Problem description: Tally how many lines hold the string "rappresentazioni". Your reply should be that number alone.

----- Data in this exercise -----

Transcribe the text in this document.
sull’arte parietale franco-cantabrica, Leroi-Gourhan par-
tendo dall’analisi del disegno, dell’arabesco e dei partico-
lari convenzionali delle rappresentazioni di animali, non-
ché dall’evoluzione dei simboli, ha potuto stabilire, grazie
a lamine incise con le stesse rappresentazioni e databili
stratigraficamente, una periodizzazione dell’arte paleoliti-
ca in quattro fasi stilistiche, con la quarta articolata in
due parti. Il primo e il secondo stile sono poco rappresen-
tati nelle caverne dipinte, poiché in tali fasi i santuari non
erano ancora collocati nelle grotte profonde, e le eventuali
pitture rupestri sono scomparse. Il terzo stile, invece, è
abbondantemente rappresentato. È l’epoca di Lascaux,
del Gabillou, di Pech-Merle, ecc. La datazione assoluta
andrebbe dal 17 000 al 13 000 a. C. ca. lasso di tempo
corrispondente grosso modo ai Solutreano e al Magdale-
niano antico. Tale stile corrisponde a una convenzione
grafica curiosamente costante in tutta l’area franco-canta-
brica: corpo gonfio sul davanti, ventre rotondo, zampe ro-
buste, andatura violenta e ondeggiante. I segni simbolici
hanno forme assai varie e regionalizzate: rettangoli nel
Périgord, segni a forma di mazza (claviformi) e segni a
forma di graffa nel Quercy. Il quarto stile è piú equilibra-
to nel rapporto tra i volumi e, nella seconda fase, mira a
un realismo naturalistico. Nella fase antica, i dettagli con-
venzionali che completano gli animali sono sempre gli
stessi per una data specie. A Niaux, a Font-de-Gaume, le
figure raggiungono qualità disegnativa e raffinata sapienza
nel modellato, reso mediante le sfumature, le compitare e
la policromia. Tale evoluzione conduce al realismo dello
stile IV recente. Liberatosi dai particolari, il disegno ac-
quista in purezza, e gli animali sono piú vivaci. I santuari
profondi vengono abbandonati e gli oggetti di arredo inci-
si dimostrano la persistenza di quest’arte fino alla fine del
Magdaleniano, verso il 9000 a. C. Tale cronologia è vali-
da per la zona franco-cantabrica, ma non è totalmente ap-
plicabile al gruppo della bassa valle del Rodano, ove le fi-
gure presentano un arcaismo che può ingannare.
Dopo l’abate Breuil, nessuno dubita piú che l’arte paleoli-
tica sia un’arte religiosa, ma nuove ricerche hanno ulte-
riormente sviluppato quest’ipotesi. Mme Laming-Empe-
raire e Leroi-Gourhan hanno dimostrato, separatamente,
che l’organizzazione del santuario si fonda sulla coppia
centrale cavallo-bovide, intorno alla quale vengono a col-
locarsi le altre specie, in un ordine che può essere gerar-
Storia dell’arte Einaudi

-----

Completed exercise: 2